-- DATASET RECORDS --

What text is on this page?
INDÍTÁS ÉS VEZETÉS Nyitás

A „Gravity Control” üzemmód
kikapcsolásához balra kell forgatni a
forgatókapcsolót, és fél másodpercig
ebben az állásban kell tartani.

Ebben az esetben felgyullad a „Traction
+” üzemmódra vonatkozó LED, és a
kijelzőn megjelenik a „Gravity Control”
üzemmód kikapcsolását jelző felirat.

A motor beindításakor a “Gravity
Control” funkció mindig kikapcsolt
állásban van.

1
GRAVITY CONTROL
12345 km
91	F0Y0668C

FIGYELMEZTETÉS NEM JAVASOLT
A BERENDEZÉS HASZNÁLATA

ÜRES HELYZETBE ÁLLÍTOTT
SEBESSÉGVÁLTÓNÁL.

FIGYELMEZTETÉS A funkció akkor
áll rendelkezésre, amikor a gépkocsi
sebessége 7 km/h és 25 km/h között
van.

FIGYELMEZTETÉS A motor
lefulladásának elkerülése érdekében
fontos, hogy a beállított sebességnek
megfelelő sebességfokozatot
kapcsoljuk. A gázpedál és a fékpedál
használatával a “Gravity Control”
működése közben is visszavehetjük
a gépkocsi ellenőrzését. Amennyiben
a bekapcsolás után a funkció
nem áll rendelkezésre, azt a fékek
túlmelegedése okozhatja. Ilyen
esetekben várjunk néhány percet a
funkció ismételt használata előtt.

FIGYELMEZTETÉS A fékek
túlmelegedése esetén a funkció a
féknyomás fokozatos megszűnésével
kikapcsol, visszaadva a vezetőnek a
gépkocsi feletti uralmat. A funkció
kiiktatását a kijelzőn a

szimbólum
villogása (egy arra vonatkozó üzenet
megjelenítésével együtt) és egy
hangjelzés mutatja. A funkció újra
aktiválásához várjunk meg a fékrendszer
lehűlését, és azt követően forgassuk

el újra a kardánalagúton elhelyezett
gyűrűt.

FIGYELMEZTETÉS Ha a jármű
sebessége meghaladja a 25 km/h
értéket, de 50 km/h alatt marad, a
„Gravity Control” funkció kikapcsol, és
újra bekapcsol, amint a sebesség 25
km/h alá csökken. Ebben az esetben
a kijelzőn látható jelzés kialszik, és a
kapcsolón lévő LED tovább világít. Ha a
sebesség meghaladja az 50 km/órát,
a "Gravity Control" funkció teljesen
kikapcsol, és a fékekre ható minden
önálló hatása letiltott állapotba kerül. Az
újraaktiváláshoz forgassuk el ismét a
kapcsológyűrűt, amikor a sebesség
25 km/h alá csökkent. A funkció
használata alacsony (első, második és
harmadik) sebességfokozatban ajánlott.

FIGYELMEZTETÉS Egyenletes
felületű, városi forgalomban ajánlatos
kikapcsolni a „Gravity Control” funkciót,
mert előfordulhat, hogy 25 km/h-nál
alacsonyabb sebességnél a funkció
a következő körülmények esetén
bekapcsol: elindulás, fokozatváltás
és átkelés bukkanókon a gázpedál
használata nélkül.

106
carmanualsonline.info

==

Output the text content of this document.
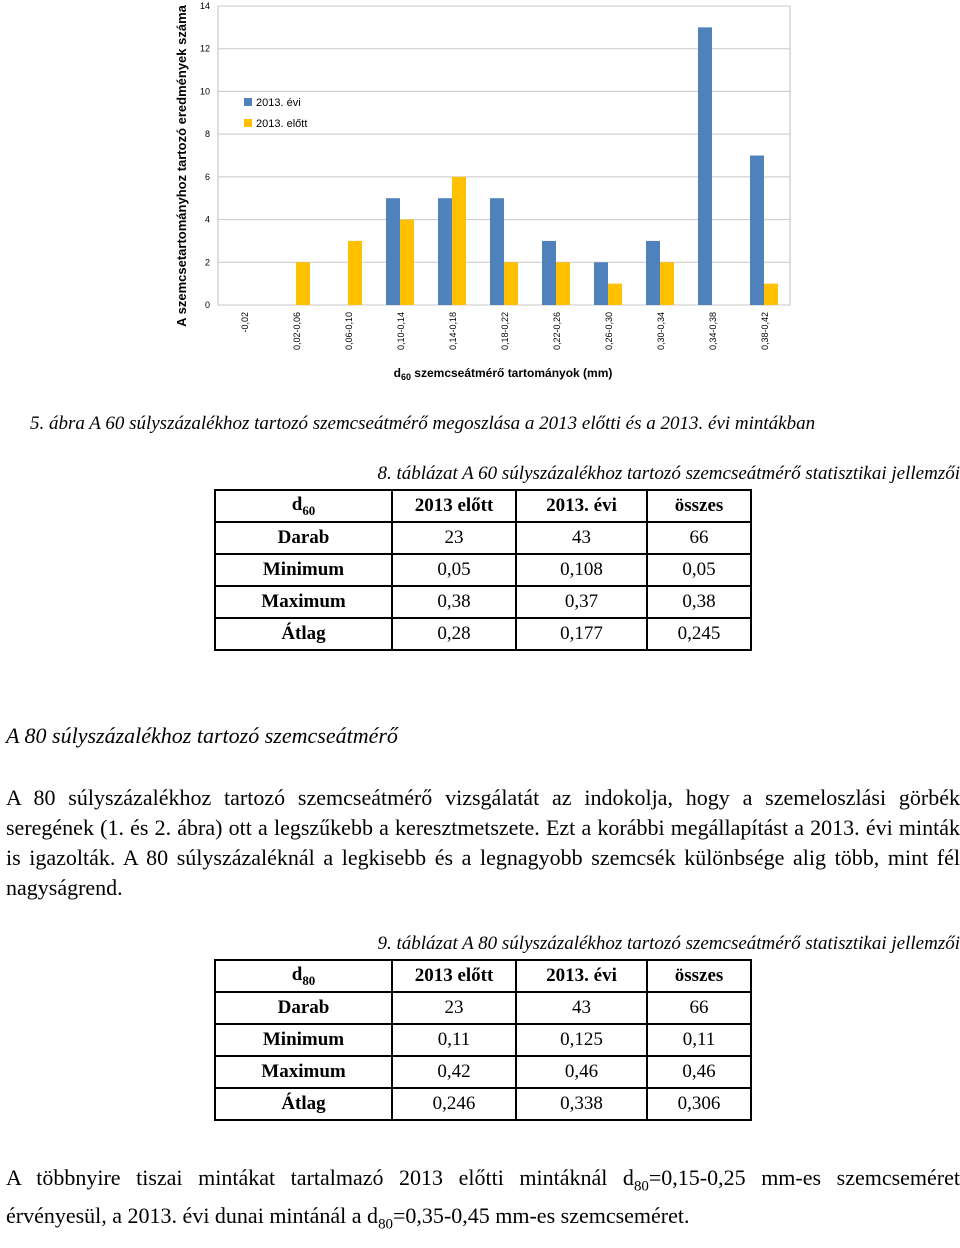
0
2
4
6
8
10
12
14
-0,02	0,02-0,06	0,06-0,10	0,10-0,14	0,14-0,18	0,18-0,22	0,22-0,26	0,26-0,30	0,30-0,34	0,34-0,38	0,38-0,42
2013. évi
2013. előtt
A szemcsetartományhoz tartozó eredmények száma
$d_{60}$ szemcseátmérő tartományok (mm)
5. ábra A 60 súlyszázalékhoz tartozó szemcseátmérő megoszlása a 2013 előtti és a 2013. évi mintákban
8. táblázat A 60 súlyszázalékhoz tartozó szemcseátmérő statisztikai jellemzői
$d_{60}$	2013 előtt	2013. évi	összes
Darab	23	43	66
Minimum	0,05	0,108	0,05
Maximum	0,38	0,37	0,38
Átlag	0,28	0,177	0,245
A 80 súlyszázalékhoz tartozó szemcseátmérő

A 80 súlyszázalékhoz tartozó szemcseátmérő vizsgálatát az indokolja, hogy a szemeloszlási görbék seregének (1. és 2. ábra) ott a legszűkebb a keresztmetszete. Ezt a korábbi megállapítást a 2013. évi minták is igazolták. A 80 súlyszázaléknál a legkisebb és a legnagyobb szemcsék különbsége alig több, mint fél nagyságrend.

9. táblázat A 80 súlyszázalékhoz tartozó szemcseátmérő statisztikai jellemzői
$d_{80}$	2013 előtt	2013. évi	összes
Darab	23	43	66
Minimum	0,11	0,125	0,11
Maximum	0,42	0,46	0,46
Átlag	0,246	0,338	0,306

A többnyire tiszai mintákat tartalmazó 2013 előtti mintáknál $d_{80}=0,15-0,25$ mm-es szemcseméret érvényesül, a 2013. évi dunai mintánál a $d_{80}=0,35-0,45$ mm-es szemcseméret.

-- GOAL --
Looking at the records above, work out how many lines include the string "kijelzőn". Give the number and nothing else.

-- RESPONSE BELOW --
3